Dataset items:
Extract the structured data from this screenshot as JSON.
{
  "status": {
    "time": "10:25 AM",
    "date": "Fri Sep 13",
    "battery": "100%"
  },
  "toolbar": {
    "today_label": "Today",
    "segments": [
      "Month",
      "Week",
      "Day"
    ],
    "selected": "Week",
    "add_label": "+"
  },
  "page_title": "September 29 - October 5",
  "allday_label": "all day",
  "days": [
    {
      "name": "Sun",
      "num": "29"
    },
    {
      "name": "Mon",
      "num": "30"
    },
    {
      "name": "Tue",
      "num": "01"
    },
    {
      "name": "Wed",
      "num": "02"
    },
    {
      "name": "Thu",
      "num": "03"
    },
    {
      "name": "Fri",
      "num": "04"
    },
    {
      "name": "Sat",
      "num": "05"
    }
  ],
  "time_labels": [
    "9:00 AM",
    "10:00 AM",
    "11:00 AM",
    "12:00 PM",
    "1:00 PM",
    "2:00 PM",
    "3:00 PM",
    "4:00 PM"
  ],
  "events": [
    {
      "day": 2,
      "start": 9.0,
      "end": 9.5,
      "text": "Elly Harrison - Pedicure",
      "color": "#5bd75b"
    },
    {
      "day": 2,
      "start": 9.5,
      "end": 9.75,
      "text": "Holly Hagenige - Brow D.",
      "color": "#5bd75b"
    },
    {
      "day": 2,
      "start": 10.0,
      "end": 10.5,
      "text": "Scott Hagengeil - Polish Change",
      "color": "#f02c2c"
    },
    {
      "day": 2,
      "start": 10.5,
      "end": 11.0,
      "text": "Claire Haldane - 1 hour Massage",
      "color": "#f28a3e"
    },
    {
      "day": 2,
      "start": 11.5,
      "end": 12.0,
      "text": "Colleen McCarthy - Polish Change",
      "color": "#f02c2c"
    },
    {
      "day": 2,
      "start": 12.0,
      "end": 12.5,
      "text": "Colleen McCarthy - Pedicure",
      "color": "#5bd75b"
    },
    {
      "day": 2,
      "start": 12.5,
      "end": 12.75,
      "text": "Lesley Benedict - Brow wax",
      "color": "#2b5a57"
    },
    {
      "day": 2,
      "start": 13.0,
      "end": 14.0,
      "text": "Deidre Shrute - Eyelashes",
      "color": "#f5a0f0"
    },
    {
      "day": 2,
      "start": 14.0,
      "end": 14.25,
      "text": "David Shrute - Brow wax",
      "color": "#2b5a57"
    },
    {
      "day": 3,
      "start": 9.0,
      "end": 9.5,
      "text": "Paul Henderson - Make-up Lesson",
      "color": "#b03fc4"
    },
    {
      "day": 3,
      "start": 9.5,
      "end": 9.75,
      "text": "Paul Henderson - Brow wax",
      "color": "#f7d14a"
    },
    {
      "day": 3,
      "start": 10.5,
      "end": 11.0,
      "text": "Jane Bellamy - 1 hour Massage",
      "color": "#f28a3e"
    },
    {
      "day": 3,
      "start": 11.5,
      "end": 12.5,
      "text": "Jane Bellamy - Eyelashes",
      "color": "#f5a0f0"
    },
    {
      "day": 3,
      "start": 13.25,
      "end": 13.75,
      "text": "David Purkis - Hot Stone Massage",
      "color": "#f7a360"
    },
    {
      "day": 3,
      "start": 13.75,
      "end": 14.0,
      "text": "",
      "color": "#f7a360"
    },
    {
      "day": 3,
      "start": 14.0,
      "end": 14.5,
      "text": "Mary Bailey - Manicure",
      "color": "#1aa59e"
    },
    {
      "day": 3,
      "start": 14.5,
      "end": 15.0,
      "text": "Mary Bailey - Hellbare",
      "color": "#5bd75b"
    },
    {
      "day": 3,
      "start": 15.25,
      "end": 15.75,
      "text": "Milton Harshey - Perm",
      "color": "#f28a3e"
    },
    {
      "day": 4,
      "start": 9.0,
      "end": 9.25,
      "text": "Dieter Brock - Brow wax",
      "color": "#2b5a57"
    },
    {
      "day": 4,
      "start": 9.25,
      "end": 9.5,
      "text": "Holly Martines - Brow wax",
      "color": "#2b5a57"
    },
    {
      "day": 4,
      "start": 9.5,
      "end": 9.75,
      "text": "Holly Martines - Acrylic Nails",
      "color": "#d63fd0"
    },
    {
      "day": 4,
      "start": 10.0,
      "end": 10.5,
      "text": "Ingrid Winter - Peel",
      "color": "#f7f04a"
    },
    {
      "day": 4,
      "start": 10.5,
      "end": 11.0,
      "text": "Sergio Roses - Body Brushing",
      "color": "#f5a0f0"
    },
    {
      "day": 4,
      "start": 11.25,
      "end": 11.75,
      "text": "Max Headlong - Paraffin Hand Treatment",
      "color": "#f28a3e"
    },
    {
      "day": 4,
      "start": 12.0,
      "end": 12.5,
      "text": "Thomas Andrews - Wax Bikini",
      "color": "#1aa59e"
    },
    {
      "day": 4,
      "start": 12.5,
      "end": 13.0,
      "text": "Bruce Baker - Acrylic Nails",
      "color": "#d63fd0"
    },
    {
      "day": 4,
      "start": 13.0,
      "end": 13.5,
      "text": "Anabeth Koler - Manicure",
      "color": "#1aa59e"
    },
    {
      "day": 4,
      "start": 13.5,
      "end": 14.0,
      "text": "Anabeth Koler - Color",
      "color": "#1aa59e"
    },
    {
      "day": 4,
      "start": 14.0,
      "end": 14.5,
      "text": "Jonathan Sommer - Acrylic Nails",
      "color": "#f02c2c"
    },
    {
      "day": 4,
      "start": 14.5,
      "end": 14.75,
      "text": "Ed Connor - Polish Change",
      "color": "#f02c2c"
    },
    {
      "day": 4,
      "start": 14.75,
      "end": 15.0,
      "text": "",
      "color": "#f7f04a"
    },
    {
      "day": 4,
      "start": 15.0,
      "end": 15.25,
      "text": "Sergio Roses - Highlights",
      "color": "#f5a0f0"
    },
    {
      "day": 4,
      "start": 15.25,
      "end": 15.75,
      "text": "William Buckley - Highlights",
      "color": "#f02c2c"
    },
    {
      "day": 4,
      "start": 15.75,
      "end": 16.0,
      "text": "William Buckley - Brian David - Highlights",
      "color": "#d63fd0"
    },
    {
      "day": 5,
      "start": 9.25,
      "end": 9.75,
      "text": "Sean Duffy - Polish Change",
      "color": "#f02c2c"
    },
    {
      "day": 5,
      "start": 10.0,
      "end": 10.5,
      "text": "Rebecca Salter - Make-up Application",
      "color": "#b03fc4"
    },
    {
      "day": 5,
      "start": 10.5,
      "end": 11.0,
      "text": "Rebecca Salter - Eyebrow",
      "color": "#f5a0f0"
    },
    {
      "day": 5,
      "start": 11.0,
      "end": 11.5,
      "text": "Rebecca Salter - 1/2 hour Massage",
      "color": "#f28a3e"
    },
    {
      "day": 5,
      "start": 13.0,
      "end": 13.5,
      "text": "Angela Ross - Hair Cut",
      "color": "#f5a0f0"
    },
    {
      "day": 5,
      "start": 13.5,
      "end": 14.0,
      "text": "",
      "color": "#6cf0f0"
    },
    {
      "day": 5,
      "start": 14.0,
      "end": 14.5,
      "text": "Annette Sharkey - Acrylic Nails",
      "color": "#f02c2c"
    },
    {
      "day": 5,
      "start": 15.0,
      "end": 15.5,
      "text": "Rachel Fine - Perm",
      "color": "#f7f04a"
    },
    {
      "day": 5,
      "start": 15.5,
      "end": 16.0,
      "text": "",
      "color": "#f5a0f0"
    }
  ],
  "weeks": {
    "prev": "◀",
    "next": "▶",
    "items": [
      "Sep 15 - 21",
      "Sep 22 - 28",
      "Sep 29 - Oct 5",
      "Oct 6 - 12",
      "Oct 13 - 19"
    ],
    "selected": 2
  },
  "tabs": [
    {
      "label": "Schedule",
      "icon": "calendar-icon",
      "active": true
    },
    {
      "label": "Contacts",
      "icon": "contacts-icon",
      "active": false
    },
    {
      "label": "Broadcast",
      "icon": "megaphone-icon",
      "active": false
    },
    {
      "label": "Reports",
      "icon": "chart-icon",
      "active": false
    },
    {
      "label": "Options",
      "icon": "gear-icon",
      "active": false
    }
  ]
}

# [WHAT YOU WILL DO]
Copy out every line in the listing where the word "Sergio" appears.

# [WRITTEN REPLY]
      "text": "Sergio Roses - Body Brushing",
      "text": "Sergio Roses - Highlights",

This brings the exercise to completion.